#### Brief:
Nothing in the records may be left out or altered; reproduce them all exactly.

[Extracted records]
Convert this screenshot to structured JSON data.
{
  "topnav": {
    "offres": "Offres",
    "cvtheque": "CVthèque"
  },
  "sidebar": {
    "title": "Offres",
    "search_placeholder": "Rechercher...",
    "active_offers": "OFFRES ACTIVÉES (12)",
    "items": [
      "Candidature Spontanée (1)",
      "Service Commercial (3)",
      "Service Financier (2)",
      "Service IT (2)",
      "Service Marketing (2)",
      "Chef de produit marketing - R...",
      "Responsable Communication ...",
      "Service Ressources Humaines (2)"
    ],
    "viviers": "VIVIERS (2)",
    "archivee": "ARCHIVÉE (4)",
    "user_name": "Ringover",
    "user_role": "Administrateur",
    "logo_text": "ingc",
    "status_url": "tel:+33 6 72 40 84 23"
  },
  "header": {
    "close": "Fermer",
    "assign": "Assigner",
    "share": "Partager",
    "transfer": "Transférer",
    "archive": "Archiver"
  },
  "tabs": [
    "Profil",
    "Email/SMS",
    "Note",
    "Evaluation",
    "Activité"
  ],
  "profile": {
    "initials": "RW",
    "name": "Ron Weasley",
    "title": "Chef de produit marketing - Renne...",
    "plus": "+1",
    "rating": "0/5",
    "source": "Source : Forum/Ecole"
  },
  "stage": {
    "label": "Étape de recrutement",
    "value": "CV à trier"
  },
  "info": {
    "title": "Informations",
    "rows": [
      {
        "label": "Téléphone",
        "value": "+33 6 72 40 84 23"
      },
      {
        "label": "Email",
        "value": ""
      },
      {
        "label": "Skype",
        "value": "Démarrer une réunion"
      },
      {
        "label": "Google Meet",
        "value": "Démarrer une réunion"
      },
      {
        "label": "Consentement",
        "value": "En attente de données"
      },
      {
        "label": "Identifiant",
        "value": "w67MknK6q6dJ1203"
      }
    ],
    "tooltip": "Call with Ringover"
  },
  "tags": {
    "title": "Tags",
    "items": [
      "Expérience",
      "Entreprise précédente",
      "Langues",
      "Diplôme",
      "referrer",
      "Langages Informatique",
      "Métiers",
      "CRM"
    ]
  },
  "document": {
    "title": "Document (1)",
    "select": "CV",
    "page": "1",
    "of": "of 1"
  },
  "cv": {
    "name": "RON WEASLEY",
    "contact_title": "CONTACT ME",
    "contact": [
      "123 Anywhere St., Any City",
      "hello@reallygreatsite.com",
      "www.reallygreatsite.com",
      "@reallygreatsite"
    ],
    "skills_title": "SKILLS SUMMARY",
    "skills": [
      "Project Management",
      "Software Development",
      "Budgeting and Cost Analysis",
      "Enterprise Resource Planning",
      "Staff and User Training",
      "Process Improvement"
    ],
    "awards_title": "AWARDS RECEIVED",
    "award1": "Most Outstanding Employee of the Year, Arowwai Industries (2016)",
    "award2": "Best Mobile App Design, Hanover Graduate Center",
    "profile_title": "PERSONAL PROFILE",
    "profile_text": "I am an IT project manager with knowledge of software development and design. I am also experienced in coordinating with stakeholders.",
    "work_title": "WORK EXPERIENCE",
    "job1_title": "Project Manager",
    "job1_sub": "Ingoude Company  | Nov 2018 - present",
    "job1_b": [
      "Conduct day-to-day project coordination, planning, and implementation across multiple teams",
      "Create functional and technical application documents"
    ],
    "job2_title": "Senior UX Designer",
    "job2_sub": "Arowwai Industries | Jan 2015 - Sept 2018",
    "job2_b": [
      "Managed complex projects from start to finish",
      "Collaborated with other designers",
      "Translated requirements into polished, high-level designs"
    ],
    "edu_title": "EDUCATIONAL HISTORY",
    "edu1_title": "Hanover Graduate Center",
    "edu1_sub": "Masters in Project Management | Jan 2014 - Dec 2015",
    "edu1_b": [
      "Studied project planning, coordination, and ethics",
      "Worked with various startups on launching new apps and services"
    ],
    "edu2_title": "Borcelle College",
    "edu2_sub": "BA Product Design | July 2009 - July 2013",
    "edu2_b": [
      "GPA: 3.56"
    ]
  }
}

#### Response:
Convert this screenshot to structured JSON data.
{
  "topnav": {
    "offres": "Offres",
    "cvtheque": "CVthèque"
  },
  "sidebar": {
    "title": "Offres",
    "search_placeholder": "Rechercher...",
    "active_offers": "OFFRES ACTIVÉES (12)",
    "items": [
      "Candidature Spontanée (1)",
      "Service Commercial (3)",
      "Service Financier (2)",
      "Service IT (2)",
      "Service Marketing (2)",
      "Chef de produit marketing - R...",
      "Responsable Communication ...",
      "Service Ressources Humaines (2)"
    ],
    "viviers": "VIVIERS (2)",
    "archivee": "ARCHIVÉE (4)",
    "user_name": "Ringover",
    "user_role": "Administrateur",
    "logo_text": "ingc",
    "status_url": "tel:+33 6 72 40 84 23"
  },
  "header": {
    "close": "Fermer",
    "assign": "Assigner",
    "share": "Partager",
    "transfer": "Transférer",
    "archive": "Archiver"
  },
  "tabs": [
    "Profil",
    "Email/SMS",
    "Note",
    "Evaluation",
    "Activité"
  ],
  "profile": {
    "initials": "RW",
    "name": "Ron Weasley",
    "title": "Chef de produit marketing - Renne...",
    "plus": "+1",
    "rating": "0/5",
    "source": "Source : Forum/Ecole"
  },
  "stage": {
    "label": "Étape de recrutement",
    "value": "CV à trier"
  },
  "info": {
    "title": "Informations",
    "rows": [
      {
        "label": "Téléphone",
        "value": "+33 6 72 40 84 23"
      },
      {
        "label": "Email",
        "value": ""
      },
      {
        "label": "Skype",
        "value": "Démarrer une réunion"
      },
      {
        "label": "Google Meet",
        "value": "Démarrer une réunion"
      },
      {
        "label": "Consentement",
        "value": "En attente de données"
      },
      {
        "label": "Identifiant",
        "value": "w67MknK6q6dJ1203"
      }
    ],
    "tooltip": "Call with Ringover"
  },
  "tags": {
    "title": "Tags",
    "items": [
      "Expérience",
      "Entreprise précédente",
      "Langues",
      "Diplôme",
      "referrer",
      "Langages Informatique",
      "Métiers",
      "CRM"
    ]
  },
  "document": {
    "title": "Document (1)",
    "select": "CV",
    "page": "1",
    "of": "of 1"
  },
  "cv": {
    "name": "RON WEASLEY",
    "contact_title": "CONTACT ME",
    "contact": [
      "123 Anywhere St., Any City",
      "hello@reallygreatsite.com",
      "www.reallygreatsite.com",
      "@reallygreatsite"
    ],
    "skills_title": "SKILLS SUMMARY",
    "skills": [
      "Project Management",
      "Software Development",
      "Budgeting and Cost Analysis",
      "Enterprise Resource Planning",
      "Staff and User Training",
      "Process Improvement"
    ],
    "awards_title": "AWARDS RECEIVED",
    "award1": "Most Outstanding Employee of the Year, Arowwai Industries (2016)",
    "award2": "Best Mobile App Design, Hanover Graduate Center",
    "profile_title": "PERSONAL PROFILE",
    "profile_text": "I am an IT project manager with knowledge of software development and design. I am also experienced in coordinating with stakeholders.",
    "work_title": "WORK EXPERIENCE",
    "job1_title": "Project Manager",
    "job1_sub": "Ingoude Company  | Nov 2018 - present",
    "job1_b": [
      "Conduct day-to-day project coordination, planning, and implementation across multiple teams",
      "Create functional and technical application documents"
    ],
    "job2_title": "Senior UX Designer",
    "job2_sub": "Arowwai Industries | Jan 2015 - Sept 2018",
    "job2_b": [
      "Managed complex projects from start to finish",
      "Collaborated with other designers",
      "Translated requirements into polished, high-level designs"
    ],
    "edu_title": "EDUCATIONAL HISTORY",
    "edu1_title": "Hanover Graduate Center",
    "edu1_sub": "Masters in Project Management | Jan 2014 - Dec 2015",
    "edu1_b": [
      "Studied project planning, coordination, and ethics",
      "Worked with various startups on launching new apps and services"
    ],
    "edu2_title": "Borcelle College",
    "edu2_sub": "BA Product Design | July 2009 - July 2013",
    "edu2_b": [
      "GPA: 3.56"
    ]
  }
}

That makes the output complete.